> Consignes à traiter
A - Dans l'entretien, recopiez tout le passage depuis « Qui êtes vous » jusqu'à « cet engagement ? » en substituant « débat public » à « débat national ».
B - Poursuivez l'entretien, s'il vous plaît, à partir de l'endroit où il s'arrête.

> Texte du document
#####

Trois questions à Sadek Beloucif, professeur de médecine
Président de l’association “L’Islam au XXIème siècle”
Qui êtes vous ?
Je suis professeur de médecine et j’ai toujours été intéressé par les questions éthiques de la société. Jʼai ainsi eu la chance de pouvoir contribuer au débat national sur les interrogations portant sur la fin de vie, la recherche sur lʼembryon ou les greffes dʼorganes, qui impliquent de fait une dimension spirituelle. Pour moi, le devoir des humains est de tenter de comprendre et de mettre en commun ce que lʼon a compris des grandes questions du monde.
Pourquoi cet engagement ?
En tant que musulman et en partant du constat dʼun déficit de connaissance sur lʼislam-religion et lʼIslam-civilisation, jʼai accepté de prendre la présidence de lʼassociation : « L’Islam au XXIème siècle » et de constituer un forum de discussion combinant les aspects cultuels et culturels, avec dʼemblée une vocation internationale. Lʼattention au “Pourquoi” des choses, au-delà des aspects techniques du “Comment” me semble essentielle, surtout pour un sujet comme lʼIslam, avec ses complexités et ses dynamiques. Sans a priori ni préjugés, mais sans se censurer, il sʼagit de contribuer à rapprocher les hommes et les femmes de ce monde dans un dialogue fructueux et bénéfique pour tous. La complexité croissante du monde, la faillite des grandes idéologies et lʼévanouissement de clivages que lʼon croyait fondateurs et éternels questionne, inquiète, et risque de conduire à un état de violence absurde dont on ne voit pas la fin. À lʼheure où la crainte de lʼautre et la tentation de lʼentre-soi pousse à la recherche chimérique de regroupements tribaux avec des “semblables” qui ne le seront jamais, la connaissance de lʼautre, même sʼil me semble étranger, procède à la fois de lʼimpératif catégorique moral et de mon intérêt bien conduit.
À quoi jugerez-vous le bien fondé de votre association ?

#####

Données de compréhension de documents
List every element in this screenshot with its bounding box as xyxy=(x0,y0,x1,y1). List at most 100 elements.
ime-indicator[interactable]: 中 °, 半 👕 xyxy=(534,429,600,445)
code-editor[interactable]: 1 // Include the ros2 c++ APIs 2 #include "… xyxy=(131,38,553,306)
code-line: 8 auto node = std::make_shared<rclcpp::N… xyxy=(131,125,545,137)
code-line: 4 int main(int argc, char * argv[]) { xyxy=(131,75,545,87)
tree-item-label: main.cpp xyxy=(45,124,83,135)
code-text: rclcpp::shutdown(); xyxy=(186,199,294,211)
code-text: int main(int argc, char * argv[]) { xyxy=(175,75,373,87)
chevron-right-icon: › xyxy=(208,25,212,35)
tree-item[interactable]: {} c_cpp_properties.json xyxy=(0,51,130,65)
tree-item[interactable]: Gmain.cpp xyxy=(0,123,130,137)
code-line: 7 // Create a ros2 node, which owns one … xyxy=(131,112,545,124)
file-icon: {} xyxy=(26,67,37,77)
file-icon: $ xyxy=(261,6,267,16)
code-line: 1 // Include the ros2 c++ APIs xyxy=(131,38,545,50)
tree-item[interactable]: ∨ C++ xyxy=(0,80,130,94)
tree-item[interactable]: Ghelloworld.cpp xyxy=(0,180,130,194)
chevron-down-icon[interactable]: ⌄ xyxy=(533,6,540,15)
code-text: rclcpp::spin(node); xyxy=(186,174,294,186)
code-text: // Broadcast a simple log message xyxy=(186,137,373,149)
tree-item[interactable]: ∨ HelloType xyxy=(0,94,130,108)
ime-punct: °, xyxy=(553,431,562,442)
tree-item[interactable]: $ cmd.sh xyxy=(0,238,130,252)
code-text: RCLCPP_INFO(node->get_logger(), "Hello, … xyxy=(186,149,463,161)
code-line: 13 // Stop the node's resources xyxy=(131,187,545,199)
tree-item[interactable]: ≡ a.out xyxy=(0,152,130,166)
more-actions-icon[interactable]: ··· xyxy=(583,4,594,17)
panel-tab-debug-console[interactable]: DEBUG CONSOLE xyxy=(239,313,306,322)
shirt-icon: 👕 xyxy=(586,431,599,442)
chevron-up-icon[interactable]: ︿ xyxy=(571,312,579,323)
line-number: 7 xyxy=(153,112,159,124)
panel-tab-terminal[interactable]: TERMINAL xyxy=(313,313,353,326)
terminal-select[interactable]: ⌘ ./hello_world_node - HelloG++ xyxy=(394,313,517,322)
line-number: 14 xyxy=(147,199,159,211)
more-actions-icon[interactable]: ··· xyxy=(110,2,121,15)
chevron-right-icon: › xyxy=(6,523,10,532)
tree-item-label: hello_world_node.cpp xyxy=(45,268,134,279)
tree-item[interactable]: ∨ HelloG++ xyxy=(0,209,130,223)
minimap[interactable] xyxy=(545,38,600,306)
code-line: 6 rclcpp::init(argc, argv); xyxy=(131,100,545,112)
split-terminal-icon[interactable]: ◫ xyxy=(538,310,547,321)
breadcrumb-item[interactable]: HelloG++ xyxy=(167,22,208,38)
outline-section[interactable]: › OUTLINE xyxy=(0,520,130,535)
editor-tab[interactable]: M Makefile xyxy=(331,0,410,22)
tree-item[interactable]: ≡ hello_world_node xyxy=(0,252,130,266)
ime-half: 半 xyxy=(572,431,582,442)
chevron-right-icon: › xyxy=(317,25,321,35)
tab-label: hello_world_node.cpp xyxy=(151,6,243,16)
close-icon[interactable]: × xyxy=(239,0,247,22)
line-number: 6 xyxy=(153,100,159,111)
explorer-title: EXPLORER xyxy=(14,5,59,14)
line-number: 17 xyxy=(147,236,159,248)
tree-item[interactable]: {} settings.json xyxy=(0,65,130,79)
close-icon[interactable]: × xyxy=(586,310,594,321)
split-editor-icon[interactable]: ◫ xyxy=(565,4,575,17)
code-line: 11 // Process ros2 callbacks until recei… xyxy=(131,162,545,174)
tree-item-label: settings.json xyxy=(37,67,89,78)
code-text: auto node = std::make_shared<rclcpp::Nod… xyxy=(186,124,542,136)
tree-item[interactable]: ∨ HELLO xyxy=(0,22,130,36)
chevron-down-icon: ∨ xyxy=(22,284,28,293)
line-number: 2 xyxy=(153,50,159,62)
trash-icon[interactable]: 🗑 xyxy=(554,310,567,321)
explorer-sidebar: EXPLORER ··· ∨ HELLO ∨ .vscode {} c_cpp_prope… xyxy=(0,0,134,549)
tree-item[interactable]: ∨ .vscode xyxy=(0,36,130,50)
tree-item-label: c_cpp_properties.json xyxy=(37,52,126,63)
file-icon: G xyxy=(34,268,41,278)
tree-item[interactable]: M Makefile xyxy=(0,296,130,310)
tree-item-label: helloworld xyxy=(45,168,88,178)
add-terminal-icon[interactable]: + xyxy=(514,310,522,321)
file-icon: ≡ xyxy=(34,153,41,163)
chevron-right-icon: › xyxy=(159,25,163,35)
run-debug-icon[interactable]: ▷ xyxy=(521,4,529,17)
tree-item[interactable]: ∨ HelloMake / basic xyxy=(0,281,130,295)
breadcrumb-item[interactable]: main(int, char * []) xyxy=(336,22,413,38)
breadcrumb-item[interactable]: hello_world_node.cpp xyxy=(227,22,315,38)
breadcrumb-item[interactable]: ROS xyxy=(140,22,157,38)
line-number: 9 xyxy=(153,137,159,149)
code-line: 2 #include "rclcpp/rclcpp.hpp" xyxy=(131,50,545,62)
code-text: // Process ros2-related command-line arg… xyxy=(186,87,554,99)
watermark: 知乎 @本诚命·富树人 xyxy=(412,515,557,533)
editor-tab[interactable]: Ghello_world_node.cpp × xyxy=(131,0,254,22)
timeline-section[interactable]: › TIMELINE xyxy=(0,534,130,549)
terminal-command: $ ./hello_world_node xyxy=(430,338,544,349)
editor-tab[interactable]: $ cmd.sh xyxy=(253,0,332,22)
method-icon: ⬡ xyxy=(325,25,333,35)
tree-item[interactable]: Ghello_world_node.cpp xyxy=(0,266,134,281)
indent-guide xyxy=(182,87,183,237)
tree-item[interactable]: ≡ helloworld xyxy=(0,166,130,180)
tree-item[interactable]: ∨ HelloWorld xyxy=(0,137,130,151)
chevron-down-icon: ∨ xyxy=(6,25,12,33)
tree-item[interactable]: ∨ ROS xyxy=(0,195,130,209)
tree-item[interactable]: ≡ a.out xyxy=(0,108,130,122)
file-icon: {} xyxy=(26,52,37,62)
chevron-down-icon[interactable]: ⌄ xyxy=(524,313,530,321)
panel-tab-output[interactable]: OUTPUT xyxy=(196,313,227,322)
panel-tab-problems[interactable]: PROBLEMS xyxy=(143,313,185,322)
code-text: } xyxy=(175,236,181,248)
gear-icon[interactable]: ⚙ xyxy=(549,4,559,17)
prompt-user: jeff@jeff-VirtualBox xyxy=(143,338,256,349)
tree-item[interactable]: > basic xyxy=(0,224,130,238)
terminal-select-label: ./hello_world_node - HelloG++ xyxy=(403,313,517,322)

#####

> Résultats des consignes
A -
Qui êtes vous ?
Je suis professeur de médecine et j’ai toujours été intéressé par les questions éthiques de la société. Jʼai ainsi eu la chance de pouvoir contribuer au débat public sur les interrogations portant sur la fin de vie, la recherche sur lʼembryon ou les greffes dʼorganes, qui impliquent de fait une dimension spirituelle. Pour moi, le devoir des humains est de tenter de comprendre et de mettre en commun ce que lʼon a compris des grandes questions du monde.
Pourquoi cet engagement ?

B -
La foi dʼune personne est un domaine privé, et même « intime ». Je pense que nous aurons réussi si notre association peut devenir, en toute humilité, un des lieux de réflexions culturelles et cultuelles pour lʼIslam, au bénéfice tant des non-musulmans que des musulmans. Un tel dialogue, par définition pluridisciplinaire et international, doit chercher ce qui unit plutôt que ce qui désunit, en incluant volontairement les questions de justice et de cohésion sociale. Une politique dʼaction culturelle et sociale est une priorité pour toute notre planète, et non simplement dans les quartiers ou dans les pays les plus exposés aux sirènes de la radicalisation. Les points clés sont donc ceux de transmission, dʼherméneutique, et dʼattention aux questions sociales. Comme lʼindiquait la déclaration finale des premières rencontres en février 2019, il ne sʼagit de rien moins que de respiritualiser lʼIslam !
“Il est de l’intérêt général que cesse la fixation sur l’Islam et la suspicion envers plus d’un milliard et demi de musulmans. L’Islam est un patrimoine universel.”
Sadek Beloucif est Professeur des Universités – Praticien Hospitalier en Anesthésie-Réanimation
Il a été membre du CCNE / Comité Consultatif National d’Éthique de 1999 à 2007, ancien Président du Comité d’Orientation de l’Agence de la Biomédecine (éthique de l’organisation et la prise en charge des greffes d’organes, recherches sur les cellules souches embryonnaires et éthique de l’assistance médicale à la procréation) – et past président de la Section Ethique de l’European Society of Anesthesiology.
Il est président du Syndicat national des médecins, chirurgiens, spécialistes, et biologistes des hôpitaux publics (Snam-HP), premier syndicat des praticiens des hôpitaux publics.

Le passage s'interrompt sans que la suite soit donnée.